EXERCISE - Lines that include the word "Gervasi" are the ones to copy.
* Begin *
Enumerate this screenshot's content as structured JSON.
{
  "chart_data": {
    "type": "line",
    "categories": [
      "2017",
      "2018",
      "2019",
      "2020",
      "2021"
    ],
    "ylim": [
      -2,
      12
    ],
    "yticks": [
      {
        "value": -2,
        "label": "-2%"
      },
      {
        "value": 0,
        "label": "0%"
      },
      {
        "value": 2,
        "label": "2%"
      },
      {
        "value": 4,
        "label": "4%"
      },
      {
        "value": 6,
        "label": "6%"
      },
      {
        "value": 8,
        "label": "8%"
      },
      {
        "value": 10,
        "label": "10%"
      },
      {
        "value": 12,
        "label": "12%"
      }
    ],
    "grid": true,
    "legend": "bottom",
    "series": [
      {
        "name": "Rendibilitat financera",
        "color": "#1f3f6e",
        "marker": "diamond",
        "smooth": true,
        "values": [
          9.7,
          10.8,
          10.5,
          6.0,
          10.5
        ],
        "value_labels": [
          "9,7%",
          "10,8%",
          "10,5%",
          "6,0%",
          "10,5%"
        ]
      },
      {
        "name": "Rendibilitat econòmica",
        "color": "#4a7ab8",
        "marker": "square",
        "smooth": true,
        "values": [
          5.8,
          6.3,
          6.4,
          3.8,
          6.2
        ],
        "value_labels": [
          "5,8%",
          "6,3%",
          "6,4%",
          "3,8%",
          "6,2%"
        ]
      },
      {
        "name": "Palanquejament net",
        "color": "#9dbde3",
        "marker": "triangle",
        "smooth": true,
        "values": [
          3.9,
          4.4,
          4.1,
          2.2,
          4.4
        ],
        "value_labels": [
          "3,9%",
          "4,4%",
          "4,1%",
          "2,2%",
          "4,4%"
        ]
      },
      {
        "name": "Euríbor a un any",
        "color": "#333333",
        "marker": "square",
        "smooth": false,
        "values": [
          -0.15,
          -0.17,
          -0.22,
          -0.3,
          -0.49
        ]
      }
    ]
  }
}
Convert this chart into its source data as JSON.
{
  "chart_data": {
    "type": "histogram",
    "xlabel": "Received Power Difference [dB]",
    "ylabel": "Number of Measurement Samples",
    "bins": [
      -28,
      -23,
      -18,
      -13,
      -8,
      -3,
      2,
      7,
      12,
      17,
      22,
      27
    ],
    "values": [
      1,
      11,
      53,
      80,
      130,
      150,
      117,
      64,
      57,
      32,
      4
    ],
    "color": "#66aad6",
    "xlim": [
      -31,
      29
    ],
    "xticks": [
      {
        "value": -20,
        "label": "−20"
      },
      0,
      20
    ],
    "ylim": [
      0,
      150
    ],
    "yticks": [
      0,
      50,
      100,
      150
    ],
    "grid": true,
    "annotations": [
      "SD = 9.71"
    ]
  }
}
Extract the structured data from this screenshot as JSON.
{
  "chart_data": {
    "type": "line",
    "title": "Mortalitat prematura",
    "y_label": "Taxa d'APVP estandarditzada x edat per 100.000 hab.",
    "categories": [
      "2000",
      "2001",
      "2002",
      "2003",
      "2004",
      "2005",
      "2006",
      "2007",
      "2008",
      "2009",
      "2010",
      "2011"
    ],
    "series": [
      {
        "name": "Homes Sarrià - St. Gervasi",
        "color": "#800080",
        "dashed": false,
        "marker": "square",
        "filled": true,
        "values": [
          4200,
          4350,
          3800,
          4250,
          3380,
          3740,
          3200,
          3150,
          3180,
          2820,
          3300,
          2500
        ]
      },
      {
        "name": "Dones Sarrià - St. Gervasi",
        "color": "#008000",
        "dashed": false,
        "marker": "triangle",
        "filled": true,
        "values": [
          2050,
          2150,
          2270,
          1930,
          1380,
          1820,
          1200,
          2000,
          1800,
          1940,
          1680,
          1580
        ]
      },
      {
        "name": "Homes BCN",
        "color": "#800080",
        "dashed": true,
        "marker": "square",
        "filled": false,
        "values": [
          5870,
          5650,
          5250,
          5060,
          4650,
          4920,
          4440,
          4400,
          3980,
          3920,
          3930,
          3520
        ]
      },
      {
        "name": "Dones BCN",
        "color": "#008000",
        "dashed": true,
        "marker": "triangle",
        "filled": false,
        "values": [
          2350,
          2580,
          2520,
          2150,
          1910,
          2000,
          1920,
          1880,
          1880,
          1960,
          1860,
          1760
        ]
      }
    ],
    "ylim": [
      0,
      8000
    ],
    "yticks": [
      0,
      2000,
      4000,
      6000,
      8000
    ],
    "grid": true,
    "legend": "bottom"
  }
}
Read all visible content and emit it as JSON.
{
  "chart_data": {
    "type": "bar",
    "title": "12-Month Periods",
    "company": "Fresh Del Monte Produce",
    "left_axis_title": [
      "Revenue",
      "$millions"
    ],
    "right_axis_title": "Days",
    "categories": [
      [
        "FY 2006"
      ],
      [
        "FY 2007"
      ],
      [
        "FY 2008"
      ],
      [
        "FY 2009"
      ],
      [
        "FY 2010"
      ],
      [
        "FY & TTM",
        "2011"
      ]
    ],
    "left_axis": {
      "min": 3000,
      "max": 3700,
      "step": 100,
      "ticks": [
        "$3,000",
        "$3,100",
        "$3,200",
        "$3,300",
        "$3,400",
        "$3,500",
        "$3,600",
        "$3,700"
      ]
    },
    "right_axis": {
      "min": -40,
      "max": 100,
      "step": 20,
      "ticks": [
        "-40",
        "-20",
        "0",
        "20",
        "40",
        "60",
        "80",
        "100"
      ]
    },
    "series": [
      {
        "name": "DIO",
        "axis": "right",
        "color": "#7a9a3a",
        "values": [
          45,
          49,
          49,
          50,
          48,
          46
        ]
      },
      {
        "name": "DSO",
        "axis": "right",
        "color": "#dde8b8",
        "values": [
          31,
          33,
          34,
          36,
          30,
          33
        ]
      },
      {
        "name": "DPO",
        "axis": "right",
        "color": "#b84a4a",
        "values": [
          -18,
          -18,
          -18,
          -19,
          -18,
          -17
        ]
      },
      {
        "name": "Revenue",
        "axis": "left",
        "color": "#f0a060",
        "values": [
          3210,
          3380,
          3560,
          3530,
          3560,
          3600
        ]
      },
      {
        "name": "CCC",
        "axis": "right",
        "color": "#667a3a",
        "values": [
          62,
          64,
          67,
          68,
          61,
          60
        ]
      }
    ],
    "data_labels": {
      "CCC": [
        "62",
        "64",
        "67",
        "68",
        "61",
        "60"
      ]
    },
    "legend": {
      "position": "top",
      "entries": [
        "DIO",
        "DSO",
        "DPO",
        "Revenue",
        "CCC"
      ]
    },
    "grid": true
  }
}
* End *
WRITTEN SOLUTION -
        "name": "Homes Sarrià - St. Gervasi",
        "name": "Dones Sarrià - St. Gervasi",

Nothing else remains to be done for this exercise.